Dataset rows about figures
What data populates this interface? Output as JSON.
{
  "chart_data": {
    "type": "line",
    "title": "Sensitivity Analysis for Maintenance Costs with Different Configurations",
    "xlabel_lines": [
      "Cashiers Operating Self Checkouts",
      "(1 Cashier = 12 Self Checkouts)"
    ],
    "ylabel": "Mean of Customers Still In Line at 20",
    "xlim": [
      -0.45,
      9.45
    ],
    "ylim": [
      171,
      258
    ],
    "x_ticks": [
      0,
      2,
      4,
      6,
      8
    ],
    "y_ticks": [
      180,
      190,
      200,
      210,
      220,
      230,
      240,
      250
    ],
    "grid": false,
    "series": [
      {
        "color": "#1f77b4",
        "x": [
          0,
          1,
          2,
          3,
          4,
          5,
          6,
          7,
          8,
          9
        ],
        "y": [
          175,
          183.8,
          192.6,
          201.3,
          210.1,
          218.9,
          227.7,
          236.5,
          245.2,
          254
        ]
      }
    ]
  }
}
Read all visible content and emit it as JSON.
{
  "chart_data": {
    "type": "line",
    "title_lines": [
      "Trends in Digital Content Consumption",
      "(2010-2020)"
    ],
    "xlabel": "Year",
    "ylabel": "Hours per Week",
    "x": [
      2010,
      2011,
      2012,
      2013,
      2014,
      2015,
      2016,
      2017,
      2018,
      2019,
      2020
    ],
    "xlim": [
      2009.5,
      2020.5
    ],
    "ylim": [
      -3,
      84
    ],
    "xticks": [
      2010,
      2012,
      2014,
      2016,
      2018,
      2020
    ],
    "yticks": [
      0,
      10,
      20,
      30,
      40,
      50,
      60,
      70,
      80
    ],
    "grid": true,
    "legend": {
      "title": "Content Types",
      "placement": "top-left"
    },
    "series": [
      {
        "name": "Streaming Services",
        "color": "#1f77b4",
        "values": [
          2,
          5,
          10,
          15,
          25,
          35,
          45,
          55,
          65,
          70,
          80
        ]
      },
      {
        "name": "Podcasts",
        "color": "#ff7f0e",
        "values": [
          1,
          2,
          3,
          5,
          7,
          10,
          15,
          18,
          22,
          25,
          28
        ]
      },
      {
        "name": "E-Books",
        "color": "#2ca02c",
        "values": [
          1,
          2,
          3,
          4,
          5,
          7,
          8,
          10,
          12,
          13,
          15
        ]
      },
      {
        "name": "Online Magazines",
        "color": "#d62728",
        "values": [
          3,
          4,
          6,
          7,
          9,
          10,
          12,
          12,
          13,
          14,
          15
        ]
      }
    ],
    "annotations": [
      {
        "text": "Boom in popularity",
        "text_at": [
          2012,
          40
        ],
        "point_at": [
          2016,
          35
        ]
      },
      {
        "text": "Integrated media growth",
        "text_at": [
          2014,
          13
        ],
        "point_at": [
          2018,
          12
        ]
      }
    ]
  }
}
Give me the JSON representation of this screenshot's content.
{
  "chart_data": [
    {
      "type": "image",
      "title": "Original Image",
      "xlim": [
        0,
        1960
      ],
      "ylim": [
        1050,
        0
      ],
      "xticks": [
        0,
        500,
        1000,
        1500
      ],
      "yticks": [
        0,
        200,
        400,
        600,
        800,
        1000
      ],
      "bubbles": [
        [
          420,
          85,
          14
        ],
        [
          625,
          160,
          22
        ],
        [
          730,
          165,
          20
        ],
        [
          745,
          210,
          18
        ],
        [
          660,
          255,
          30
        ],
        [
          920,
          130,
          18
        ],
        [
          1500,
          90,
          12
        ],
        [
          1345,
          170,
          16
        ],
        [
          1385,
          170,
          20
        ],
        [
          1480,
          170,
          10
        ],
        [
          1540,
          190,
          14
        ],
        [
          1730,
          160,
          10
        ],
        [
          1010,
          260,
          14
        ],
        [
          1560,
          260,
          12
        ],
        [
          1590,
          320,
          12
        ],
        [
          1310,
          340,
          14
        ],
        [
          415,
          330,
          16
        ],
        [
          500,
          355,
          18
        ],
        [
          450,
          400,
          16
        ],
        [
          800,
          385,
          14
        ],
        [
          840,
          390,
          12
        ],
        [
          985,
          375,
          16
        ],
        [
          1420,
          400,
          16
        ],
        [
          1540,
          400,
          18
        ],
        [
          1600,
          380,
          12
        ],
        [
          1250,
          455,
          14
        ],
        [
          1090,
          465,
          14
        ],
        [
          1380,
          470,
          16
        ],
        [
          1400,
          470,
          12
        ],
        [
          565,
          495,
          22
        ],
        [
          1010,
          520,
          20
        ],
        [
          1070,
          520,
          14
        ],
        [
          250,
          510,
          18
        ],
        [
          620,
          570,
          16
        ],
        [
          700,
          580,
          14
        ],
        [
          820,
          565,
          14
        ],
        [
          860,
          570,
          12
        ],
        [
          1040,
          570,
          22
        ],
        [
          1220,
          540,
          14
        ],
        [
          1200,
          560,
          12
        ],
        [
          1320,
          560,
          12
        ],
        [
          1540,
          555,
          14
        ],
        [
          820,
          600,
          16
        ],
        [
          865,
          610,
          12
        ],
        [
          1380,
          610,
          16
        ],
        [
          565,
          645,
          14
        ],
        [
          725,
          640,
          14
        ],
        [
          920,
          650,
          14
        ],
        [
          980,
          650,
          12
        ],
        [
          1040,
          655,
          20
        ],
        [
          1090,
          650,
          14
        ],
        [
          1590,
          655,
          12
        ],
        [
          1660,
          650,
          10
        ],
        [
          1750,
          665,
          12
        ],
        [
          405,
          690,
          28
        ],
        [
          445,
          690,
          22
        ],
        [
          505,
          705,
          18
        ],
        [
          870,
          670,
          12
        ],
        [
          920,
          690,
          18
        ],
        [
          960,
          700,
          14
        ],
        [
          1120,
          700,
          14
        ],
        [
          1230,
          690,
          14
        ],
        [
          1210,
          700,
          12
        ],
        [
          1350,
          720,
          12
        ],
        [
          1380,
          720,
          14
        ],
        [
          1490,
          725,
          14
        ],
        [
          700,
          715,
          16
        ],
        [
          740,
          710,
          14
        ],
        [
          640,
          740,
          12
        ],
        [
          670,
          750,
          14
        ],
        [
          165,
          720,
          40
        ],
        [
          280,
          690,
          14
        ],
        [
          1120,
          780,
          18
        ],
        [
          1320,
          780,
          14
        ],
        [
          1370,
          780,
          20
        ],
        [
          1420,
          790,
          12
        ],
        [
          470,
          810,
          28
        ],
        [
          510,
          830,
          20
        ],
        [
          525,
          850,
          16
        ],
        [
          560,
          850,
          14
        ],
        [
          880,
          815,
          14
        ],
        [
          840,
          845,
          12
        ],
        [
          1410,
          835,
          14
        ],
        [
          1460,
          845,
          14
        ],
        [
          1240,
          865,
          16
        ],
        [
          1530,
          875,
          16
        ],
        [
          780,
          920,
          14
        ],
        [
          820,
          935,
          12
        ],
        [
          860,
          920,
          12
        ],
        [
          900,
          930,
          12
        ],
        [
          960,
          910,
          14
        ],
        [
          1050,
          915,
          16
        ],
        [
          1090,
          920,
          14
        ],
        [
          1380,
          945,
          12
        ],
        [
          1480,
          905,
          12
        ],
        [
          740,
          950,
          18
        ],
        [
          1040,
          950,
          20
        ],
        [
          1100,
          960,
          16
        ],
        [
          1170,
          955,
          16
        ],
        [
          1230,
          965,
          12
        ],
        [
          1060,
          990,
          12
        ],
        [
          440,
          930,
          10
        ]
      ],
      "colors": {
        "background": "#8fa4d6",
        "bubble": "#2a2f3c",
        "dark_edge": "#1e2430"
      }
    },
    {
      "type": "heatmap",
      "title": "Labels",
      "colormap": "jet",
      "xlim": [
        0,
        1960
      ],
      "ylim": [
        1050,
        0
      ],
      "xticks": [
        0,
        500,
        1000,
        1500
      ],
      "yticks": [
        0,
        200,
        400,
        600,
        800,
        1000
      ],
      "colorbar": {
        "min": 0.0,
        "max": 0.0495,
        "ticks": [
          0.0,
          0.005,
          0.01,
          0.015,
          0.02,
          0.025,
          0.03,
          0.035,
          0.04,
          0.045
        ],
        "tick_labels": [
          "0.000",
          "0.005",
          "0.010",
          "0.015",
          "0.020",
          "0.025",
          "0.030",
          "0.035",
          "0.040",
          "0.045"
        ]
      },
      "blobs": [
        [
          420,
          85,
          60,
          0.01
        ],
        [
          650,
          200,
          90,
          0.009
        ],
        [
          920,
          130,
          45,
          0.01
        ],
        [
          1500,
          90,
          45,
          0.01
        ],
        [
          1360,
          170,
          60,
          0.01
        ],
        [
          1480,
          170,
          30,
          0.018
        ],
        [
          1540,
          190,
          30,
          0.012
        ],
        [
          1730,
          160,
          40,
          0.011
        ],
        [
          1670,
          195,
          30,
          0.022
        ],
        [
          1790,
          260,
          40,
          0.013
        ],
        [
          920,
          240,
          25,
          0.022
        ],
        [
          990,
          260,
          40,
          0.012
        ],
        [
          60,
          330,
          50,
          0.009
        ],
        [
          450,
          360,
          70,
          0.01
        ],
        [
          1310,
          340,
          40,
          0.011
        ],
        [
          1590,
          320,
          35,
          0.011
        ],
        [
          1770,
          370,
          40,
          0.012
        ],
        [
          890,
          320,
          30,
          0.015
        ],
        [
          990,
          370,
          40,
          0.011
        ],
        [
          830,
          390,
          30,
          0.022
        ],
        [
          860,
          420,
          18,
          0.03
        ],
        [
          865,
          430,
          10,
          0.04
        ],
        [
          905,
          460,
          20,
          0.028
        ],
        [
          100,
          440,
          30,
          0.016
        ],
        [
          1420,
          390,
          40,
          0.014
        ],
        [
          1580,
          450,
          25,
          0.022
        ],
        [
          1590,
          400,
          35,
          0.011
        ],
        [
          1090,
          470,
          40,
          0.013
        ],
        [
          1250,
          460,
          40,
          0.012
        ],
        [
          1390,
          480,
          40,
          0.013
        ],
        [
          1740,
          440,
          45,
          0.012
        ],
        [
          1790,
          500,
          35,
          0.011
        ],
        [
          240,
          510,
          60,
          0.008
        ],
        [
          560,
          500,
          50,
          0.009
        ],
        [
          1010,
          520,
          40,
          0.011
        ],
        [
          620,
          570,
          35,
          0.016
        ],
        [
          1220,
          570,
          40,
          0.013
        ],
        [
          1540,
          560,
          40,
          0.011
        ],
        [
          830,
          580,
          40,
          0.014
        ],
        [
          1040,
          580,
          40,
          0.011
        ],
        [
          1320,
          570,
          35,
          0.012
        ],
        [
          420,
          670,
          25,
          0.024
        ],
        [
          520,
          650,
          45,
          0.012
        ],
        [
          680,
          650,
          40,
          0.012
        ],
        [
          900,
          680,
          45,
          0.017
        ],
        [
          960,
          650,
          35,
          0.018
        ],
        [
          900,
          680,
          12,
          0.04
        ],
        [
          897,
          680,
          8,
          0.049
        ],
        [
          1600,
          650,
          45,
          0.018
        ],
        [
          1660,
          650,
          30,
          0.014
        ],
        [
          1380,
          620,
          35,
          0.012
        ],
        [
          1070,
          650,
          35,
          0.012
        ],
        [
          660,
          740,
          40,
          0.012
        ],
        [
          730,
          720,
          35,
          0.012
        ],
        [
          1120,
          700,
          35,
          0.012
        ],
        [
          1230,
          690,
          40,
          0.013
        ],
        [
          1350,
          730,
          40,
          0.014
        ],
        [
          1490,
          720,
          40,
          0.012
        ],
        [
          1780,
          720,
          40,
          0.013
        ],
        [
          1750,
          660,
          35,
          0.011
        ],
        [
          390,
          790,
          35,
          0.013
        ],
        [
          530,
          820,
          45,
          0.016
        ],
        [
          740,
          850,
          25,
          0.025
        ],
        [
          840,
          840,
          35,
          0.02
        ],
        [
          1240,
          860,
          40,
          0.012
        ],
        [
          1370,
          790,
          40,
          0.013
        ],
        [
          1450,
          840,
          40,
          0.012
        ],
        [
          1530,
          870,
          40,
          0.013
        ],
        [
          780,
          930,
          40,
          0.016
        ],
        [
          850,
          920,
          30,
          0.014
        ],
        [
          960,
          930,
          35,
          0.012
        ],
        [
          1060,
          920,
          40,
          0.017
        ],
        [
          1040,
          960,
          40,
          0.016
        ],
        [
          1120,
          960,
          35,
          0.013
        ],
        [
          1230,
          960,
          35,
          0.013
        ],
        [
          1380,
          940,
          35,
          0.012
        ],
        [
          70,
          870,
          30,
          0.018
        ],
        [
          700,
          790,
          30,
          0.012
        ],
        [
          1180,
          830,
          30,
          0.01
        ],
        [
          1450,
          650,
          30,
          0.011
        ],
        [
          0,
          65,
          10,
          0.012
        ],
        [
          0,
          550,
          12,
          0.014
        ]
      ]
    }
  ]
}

* Objective *
Return each line that includes "JSON".

* Answer to the exercise *
What data populates this interface? Output as JSON.
Read all visible content and emit it as JSON.
Give me the JSON representation of this screenshot's content.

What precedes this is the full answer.